[A run of records]
--- --- ---
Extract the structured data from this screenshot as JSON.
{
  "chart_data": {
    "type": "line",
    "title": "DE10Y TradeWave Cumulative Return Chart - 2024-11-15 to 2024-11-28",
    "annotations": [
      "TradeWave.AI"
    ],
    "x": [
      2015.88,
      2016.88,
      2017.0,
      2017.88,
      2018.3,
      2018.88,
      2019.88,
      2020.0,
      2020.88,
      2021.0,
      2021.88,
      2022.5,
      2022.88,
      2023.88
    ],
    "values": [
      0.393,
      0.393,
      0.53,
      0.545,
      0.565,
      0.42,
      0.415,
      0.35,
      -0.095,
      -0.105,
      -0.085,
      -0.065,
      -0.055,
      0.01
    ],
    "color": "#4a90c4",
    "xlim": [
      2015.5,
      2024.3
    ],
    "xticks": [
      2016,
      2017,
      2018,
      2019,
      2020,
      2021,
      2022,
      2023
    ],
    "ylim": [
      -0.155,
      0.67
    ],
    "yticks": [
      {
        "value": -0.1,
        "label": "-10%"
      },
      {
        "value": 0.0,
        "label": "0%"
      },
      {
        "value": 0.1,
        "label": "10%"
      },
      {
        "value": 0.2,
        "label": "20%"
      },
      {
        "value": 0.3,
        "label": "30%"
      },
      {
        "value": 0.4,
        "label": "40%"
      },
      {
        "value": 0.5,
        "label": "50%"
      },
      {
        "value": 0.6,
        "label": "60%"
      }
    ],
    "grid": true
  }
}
--- --- ---
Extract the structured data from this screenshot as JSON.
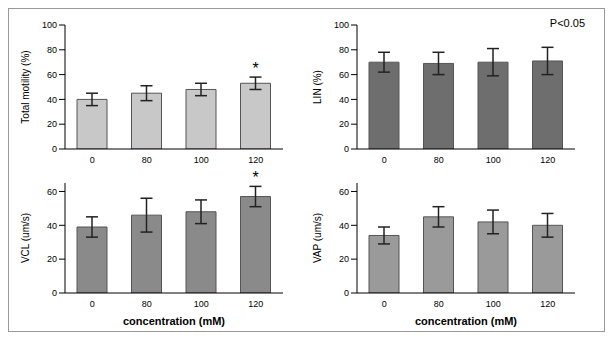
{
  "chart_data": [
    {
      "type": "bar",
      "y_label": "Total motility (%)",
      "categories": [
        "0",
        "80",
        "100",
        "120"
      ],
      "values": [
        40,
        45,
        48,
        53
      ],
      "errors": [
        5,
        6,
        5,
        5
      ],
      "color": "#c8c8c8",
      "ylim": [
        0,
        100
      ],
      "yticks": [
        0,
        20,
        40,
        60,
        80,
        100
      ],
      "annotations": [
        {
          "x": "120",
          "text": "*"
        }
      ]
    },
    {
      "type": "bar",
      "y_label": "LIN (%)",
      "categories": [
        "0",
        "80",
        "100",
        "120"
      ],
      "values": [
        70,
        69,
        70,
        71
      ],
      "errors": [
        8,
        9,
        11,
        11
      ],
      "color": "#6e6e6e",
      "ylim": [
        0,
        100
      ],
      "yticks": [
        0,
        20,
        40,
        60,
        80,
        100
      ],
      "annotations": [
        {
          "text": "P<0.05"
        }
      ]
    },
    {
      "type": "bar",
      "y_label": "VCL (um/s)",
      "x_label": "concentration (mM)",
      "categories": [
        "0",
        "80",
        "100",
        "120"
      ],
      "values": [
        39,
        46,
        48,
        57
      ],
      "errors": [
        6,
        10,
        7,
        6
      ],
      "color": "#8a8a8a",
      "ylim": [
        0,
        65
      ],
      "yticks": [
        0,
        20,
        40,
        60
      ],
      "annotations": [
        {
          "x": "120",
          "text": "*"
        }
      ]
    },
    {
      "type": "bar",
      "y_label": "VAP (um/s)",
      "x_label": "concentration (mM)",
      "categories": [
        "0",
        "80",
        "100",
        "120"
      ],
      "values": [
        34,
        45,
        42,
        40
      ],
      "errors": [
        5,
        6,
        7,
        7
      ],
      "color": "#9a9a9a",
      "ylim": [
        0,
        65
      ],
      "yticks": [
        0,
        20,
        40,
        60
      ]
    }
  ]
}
--- --- ---
[Your task] Find the count of lines in the data above where the string "color" occurs. Provide that number alone.

[The completed task] 5